Exercise description:
Write the data out again exactly, with no pictures.

Dataset records
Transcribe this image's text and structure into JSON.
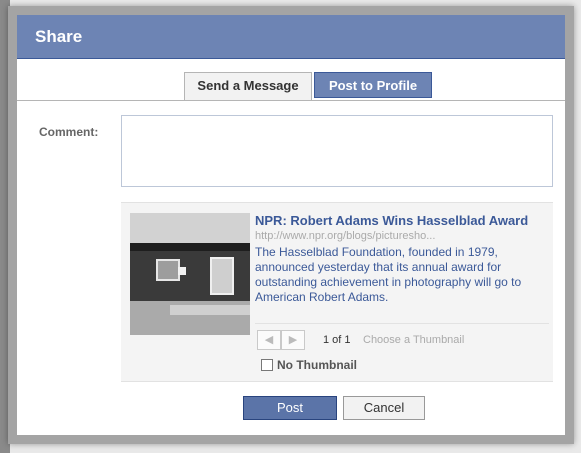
{
  "dialog": {
    "title": "Share",
    "tabs": [
      {
        "label": "Send a Message",
        "active": false
      },
      {
        "label": "Post to Profile",
        "active": true
      }
    ],
    "comment": {
      "label": "Comment:",
      "value": "",
      "placeholder": ""
    },
    "attachment": {
      "title": "NPR: Robert Adams Wins Hasselblad Award",
      "url": "http://www.npr.org/blogs/picturesho...",
      "description": "The Hasselblad Foundation, founded in 1979, announced yesterday that its annual award for outstanding achievement in photography will go to American Robert Adams.",
      "thumbnail_count": "1 of 1",
      "choose_hint": "Choose a Thumbnail",
      "no_thumbnail_label": "No Thumbnail"
    },
    "buttons": {
      "post": "Post",
      "cancel": "Cancel"
    }
  },
  "colors": {
    "header": "#6d84b4",
    "link": "#3b5998",
    "post_button": "#5b74a8"
  },
  "icons": {
    "prev": "left-arrow-icon",
    "next": "right-arrow-icon"
  }
}
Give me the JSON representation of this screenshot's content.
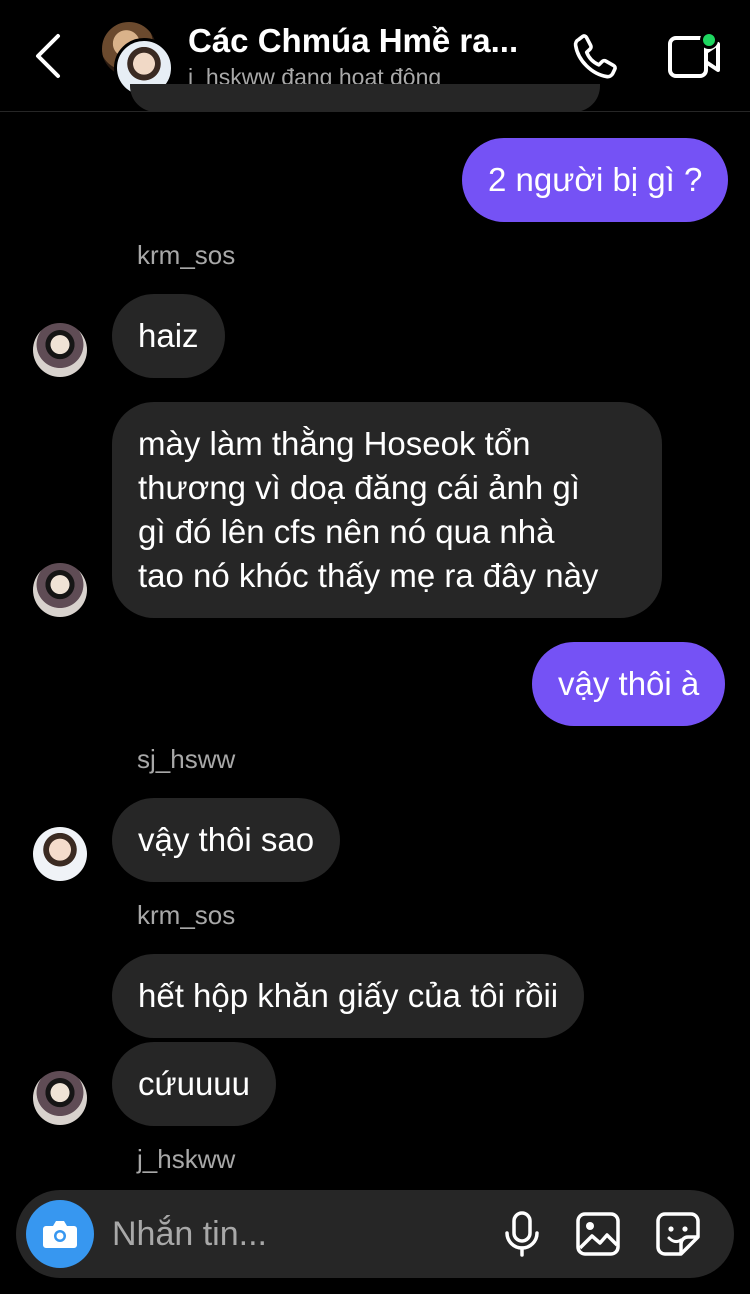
{
  "header": {
    "title": "Các Chmúa Hmề ra...",
    "status": "j_hskww đang hoạt động",
    "icons": [
      "chevron-left-icon",
      "phone-icon",
      "video-call-icon"
    ]
  },
  "messages": [
    {
      "from": "me",
      "text": "2 người bị gì ?"
    },
    {
      "sender": "krm_sos"
    },
    {
      "from": "krm_sos",
      "text": "haiz"
    },
    {
      "from": "krm_sos",
      "lines": [
        "mày làm thằng Hoseok tổn",
        "thương vì doạ đăng cái ảnh gì",
        "gì đó lên cfs nên nó qua nhà",
        "tao nó khóc thấy mẹ ra đây này"
      ]
    },
    {
      "from": "me",
      "text": "vậy thôi à"
    },
    {
      "sender": "sj_hsww"
    },
    {
      "from": "sj_hsww",
      "text": "vậy thôi sao"
    },
    {
      "sender": "krm_sos"
    },
    {
      "from": "krm_sos",
      "text": "hết hộp khăn giấy của tôi rồii"
    },
    {
      "from": "krm_sos",
      "text": "cứuuuu"
    },
    {
      "sender": "j_hskww"
    }
  ],
  "composer": {
    "placeholder": "Nhắn tin...",
    "icons": [
      "camera-icon",
      "microphone-icon",
      "gallery-icon",
      "sticker-icon"
    ],
    "accent": "#3797f0"
  },
  "colors": {
    "my_bubble": "#7552f5",
    "their_bubble": "#262626",
    "online": "#1ed760"
  }
}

The answer:
Transcribe this image's text and structure into JSON.
{
  "dialog": {
    "title": "Share",
    "tabs": [
      {
        "label": "Send a Message",
        "active": false
      },
      {
        "label": "Post to Profile",
        "active": true
      }
    ],
    "comment": {
      "label": "Comment:",
      "value": "",
      "placeholder": ""
    },
    "attachment": {
      "title": "NPR: Robert Adams Wins Hasselblad Award",
      "url": "http://www.npr.org/blogs/picturesho...",
      "description": "The Hasselblad Foundation, founded in 1979, announced yesterday that its annual award for outstanding achievement in photography will go to American Robert Adams.",
      "thumbnail_count": "1 of 1",
      "choose_hint": "Choose a Thumbnail",
      "no_thumbnail_label": "No Thumbnail"
    },
    "buttons": {
      "post": "Post",
      "cancel": "Cancel"
    }
  },
  "colors": {
    "header": "#6d84b4",
    "link": "#3b5998",
    "post_button": "#5b74a8"
  },
  "icons": {
    "prev": "left-arrow-icon",
    "next": "right-arrow-icon"
  }
}
Give me the JSON representation of this screenshot's content.
{
  "header": {
    "title": "Các Chmúa Hmề ra...",
    "status": "j_hskww đang hoạt động",
    "icons": [
      "chevron-left-icon",
      "phone-icon",
      "video-call-icon"
    ]
  },
  "messages": [
    {
      "from": "me",
      "text": "2 người bị gì ?"
    },
    {
      "sender": "krm_sos"
    },
    {
      "from": "krm_sos",
      "text": "haiz"
    },
    {
      "from": "krm_sos",
      "lines": [
        "mày làm thằng Hoseok tổn",
        "thương vì doạ đăng cái ảnh gì",
        "gì đó lên cfs nên nó qua nhà",
        "tao nó khóc thấy mẹ ra đây này"
      ]
    },
    {
      "from": "me",
      "text": "vậy thôi à"
    },
    {
      "sender": "sj_hsww"
    },
    {
      "from": "sj_hsww",
      "text": "vậy thôi sao"
    },
    {
      "sender": "krm_sos"
    },
    {
      "from": "krm_sos",
      "text": "hết hộp khăn giấy của tôi rồii"
    },
    {
      "from": "krm_sos",
      "text": "cứuuuu"
    },
    {
      "sender": "j_hskww"
    }
  ],
  "composer": {
    "placeholder": "Nhắn tin...",
    "icons": [
      "camera-icon",
      "microphone-icon",
      "gallery-icon",
      "sticker-icon"
    ],
    "accent": "#3797f0"
  },
  "colors": {
    "my_bubble": "#7552f5",
    "their_bubble": "#262626",
    "online": "#1ed760"
  }
}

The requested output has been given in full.